§ **What this task involves**:
Write out every entry word for word.

^^^^^^^^

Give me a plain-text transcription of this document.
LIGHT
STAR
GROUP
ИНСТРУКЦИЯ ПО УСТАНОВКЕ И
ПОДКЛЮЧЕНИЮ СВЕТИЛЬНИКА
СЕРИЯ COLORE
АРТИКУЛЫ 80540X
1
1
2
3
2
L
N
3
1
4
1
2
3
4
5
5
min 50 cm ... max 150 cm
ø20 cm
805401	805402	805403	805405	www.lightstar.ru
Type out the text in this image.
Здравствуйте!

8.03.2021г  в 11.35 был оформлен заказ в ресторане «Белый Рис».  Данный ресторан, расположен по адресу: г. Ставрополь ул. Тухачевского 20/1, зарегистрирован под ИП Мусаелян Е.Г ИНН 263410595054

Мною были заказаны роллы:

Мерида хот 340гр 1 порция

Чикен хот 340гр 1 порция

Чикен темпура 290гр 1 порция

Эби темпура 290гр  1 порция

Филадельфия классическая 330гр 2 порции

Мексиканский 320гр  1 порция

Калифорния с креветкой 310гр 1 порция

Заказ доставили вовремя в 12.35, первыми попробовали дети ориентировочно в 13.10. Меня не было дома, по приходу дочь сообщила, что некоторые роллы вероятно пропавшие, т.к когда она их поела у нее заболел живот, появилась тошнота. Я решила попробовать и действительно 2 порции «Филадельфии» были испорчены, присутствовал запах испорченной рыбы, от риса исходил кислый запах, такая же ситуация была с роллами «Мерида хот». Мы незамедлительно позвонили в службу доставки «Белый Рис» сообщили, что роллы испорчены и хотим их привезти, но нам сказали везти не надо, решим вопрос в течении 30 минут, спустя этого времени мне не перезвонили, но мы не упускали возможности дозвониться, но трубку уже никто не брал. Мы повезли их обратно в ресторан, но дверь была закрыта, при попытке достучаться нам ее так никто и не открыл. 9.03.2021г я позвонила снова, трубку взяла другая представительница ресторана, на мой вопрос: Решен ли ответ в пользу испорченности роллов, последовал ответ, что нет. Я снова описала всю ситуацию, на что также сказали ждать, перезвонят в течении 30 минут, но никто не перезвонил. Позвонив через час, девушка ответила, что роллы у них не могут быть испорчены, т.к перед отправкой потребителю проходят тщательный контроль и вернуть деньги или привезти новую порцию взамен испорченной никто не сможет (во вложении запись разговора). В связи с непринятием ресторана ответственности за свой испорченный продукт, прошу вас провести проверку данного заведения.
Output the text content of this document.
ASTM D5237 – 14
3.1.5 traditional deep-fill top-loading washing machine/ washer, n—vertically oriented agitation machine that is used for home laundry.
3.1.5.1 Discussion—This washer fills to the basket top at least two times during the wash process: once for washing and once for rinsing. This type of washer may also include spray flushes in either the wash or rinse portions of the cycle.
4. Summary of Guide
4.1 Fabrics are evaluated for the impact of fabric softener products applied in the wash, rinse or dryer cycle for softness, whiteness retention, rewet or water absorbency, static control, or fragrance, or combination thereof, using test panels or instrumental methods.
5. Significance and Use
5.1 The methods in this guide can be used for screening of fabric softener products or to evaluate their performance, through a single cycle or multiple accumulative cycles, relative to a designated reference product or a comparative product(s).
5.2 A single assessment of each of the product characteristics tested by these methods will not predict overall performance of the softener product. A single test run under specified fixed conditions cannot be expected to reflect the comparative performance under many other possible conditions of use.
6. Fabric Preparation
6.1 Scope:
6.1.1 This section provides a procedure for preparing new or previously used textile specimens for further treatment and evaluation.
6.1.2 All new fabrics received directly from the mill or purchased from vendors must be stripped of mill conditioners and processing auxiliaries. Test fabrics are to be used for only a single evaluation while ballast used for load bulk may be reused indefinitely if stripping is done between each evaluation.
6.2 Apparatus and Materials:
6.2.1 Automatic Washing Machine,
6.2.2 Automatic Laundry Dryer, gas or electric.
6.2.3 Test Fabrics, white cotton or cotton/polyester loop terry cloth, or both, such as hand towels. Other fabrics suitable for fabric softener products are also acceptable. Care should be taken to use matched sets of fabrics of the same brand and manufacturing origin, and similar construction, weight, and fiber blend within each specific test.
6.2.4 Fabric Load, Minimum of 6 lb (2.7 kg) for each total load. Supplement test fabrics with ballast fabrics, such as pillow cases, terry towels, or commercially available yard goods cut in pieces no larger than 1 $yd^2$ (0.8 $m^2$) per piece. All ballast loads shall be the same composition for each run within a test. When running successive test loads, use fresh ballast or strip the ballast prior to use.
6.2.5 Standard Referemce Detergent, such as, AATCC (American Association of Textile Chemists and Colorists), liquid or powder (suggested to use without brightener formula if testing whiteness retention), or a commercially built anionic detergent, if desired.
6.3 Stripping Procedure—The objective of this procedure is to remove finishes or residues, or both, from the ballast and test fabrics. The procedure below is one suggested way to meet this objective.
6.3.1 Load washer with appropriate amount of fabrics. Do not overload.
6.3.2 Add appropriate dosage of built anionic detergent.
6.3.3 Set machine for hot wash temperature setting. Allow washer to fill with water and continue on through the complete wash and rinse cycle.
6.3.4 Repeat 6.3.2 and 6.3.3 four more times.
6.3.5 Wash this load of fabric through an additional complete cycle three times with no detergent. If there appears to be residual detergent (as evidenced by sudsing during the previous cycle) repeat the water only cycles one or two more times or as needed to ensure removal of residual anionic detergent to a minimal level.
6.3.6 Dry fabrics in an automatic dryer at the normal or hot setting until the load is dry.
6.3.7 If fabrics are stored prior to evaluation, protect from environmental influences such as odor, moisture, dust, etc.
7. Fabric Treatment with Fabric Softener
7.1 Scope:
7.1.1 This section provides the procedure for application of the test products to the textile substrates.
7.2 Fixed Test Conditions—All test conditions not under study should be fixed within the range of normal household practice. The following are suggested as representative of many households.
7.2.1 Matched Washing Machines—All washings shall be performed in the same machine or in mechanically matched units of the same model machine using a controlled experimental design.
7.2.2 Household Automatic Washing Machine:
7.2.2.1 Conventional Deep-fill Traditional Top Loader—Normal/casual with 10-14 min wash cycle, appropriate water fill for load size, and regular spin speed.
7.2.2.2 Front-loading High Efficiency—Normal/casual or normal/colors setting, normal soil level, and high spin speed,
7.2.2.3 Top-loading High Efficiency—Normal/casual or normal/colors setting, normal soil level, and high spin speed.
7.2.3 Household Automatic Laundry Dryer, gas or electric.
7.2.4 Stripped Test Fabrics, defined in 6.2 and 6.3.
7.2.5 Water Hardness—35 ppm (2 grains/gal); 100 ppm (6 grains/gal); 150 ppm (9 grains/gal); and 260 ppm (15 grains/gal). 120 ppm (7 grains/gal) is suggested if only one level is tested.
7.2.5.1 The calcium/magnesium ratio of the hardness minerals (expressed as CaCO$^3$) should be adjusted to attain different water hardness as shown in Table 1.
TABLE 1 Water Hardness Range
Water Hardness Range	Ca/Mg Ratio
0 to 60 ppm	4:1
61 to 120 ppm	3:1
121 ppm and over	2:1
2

^^^^^^^^

§ **Correct answer**:
Give me a plain-text transcription of this document.
LIGHT
STAR
GROUP
ИНСТРУКЦИЯ ПО УСТАНОВКЕ И
ПОДКЛЮЧЕНИЮ СВЕТИЛЬНИКА
СЕРИЯ COLORE
АРТИКУЛЫ 80540X
1
1
2
3
2
L
N
3
1
4
1
2
3
4
5
5
min 50 cm ... max 150 cm
ø20 cm
805401	805402	805403	805405	www.lightstar.ru
Type out the text in this image.
Здравствуйте!

8.03.2021г  в 11.35 был оформлен заказ в ресторане «Белый Рис».  Данный ресторан, расположен по адресу: г. Ставрополь ул. Тухачевского 20/1, зарегистрирован под ИП Мусаелян Е.Г ИНН 263410595054

Мною были заказаны роллы:

Мерида хот 340гр 1 порция

Чикен хот 340гр 1 порция

Чикен темпура 290гр 1 порция

Эби темпура 290гр  1 порция

Филадельфия классическая 330гр 2 порции

Мексиканский 320гр  1 порция

Калифорния с креветкой 310гр 1 порция

Заказ доставили вовремя в 12.35, первыми попробовали дети ориентировочно в 13.10. Меня не было дома, по приходу дочь сообщила, что некоторые роллы вероятно пропавшие, т.к когда она их поела у нее заболел живот, появилась тошнота. Я решила попробовать и действительно 2 порции «Филадельфии» были испорчены, присутствовал запах испорченной рыбы, от риса исходил кислый запах, такая же ситуация была с роллами «Мерида хот». Мы незамедлительно позвонили в службу доставки «Белый Рис» сообщили, что роллы испорчены и хотим их привезти, но нам сказали везти не надо, решим вопрос в течении 30 минут, спустя этого времени мне не перезвонили, но мы не упускали возможности дозвониться, но трубку уже никто не брал. Мы повезли их обратно в ресторан, но дверь была закрыта, при попытке достучаться нам ее так никто и не открыл. 9.03.2021г я позвонила снова, трубку взяла другая представительница ресторана, на мой вопрос: Решен ли ответ в пользу испорченности роллов, последовал ответ, что нет. Я снова описала всю ситуацию, на что также сказали ждать, перезвонят в течении 30 минут, но никто не перезвонил. Позвонив через час, девушка ответила, что роллы у них не могут быть испорчены, т.к перед отправкой потребителю проходят тщательный контроль и вернуть деньги или привезти новую порцию взамен испорченной никто не сможет (во вложении запись разговора). В связи с непринятием ресторана ответственности за свой испорченный продукт, прошу вас провести проверку данного заведения.
Output the text content of this document.
ASTM D5237 – 14
3.1.5 traditional deep-fill top-loading washing machine/ washer, n—vertically oriented agitation machine that is used for home laundry.
3.1.5.1 Discussion—This washer fills to the basket top at least two times during the wash process: once for washing and once for rinsing. This type of washer may also include spray flushes in either the wash or rinse portions of the cycle.
4. Summary of Guide
4.1 Fabrics are evaluated for the impact of fabric softener products applied in the wash, rinse or dryer cycle for softness, whiteness retention, rewet or water absorbency, static control, or fragrance, or combination thereof, using test panels or instrumental methods.
5. Significance and Use
5.1 The methods in this guide can be used for screening of fabric softener products or to evaluate their performance, through a single cycle or multiple accumulative cycles, relative to a designated reference product or a comparative product(s).
5.2 A single assessment of each of the product characteristics tested by these methods will not predict overall performance of the softener product. A single test run under specified fixed conditions cannot be expected to reflect the comparative performance under many other possible conditions of use.
6. Fabric Preparation
6.1 Scope:
6.1.1 This section provides a procedure for preparing new or previously used textile specimens for further treatment and evaluation.
6.1.2 All new fabrics received directly from the mill or purchased from vendors must be stripped of mill conditioners and processing auxiliaries. Test fabrics are to be used for only a single evaluation while ballast used for load bulk may be reused indefinitely if stripping is done between each evaluation.
6.2 Apparatus and Materials:
6.2.1 Automatic Washing Machine,
6.2.2 Automatic Laundry Dryer, gas or electric.
6.2.3 Test Fabrics, white cotton or cotton/polyester loop terry cloth, or both, such as hand towels. Other fabrics suitable for fabric softener products are also acceptable. Care should be taken to use matched sets of fabrics of the same brand and manufacturing origin, and similar construction, weight, and fiber blend within each specific test.
6.2.4 Fabric Load, Minimum of 6 lb (2.7 kg) for each total load. Supplement test fabrics with ballast fabrics, such as pillow cases, terry towels, or commercially available yard goods cut in pieces no larger than 1 $yd^2$ (0.8 $m^2$) per piece. All ballast loads shall be the same composition for each run within a test. When running successive test loads, use fresh ballast or strip the ballast prior to use.
6.2.5 Standard Referemce Detergent, such as, AATCC (American Association of Textile Chemists and Colorists), liquid or powder (suggested to use without brightener formula if testing whiteness retention), or a commercially built anionic detergent, if desired.
6.3 Stripping Procedure—The objective of this procedure is to remove finishes or residues, or both, from the ballast and test fabrics. The procedure below is one suggested way to meet this objective.
6.3.1 Load washer with appropriate amount of fabrics. Do not overload.
6.3.2 Add appropriate dosage of built anionic detergent.
6.3.3 Set machine for hot wash temperature setting. Allow washer to fill with water and continue on through the complete wash and rinse cycle.
6.3.4 Repeat 6.3.2 and 6.3.3 four more times.
6.3.5 Wash this load of fabric through an additional complete cycle three times with no detergent. If there appears to be residual detergent (as evidenced by sudsing during the previous cycle) repeat the water only cycles one or two more times or as needed to ensure removal of residual anionic detergent to a minimal level.
6.3.6 Dry fabrics in an automatic dryer at the normal or hot setting until the load is dry.
6.3.7 If fabrics are stored prior to evaluation, protect from environmental influences such as odor, moisture, dust, etc.
7. Fabric Treatment with Fabric Softener
7.1 Scope:
7.1.1 This section provides the procedure for application of the test products to the textile substrates.
7.2 Fixed Test Conditions—All test conditions not under study should be fixed within the range of normal household practice. The following are suggested as representative of many households.
7.2.1 Matched Washing Machines—All washings shall be performed in the same machine or in mechanically matched units of the same model machine using a controlled experimental design.
7.2.2 Household Automatic Washing Machine:
7.2.2.1 Conventional Deep-fill Traditional Top Loader—Normal/casual with 10-14 min wash cycle, appropriate water fill for load size, and regular spin speed.
7.2.2.2 Front-loading High Efficiency—Normal/casual or normal/colors setting, normal soil level, and high spin speed,
7.2.2.3 Top-loading High Efficiency—Normal/casual or normal/colors setting, normal soil level, and high spin speed.
7.2.3 Household Automatic Laundry Dryer, gas or electric.
7.2.4 Stripped Test Fabrics, defined in 6.2 and 6.3.
7.2.5 Water Hardness—35 ppm (2 grains/gal); 100 ppm (6 grains/gal); 150 ppm (9 grains/gal); and 260 ppm (15 grains/gal). 120 ppm (7 grains/gal) is suggested if only one level is tested.
7.2.5.1 The calcium/magnesium ratio of the hardness minerals (expressed as CaCO$^3$) should be adjusted to attain different water hardness as shown in Table 1.
TABLE 1 Water Hardness Range
Water Hardness Range	Ca/Mg Ratio
0 to 60 ppm	4:1
61 to 120 ppm	3:1
121 ppm and over	2:1
2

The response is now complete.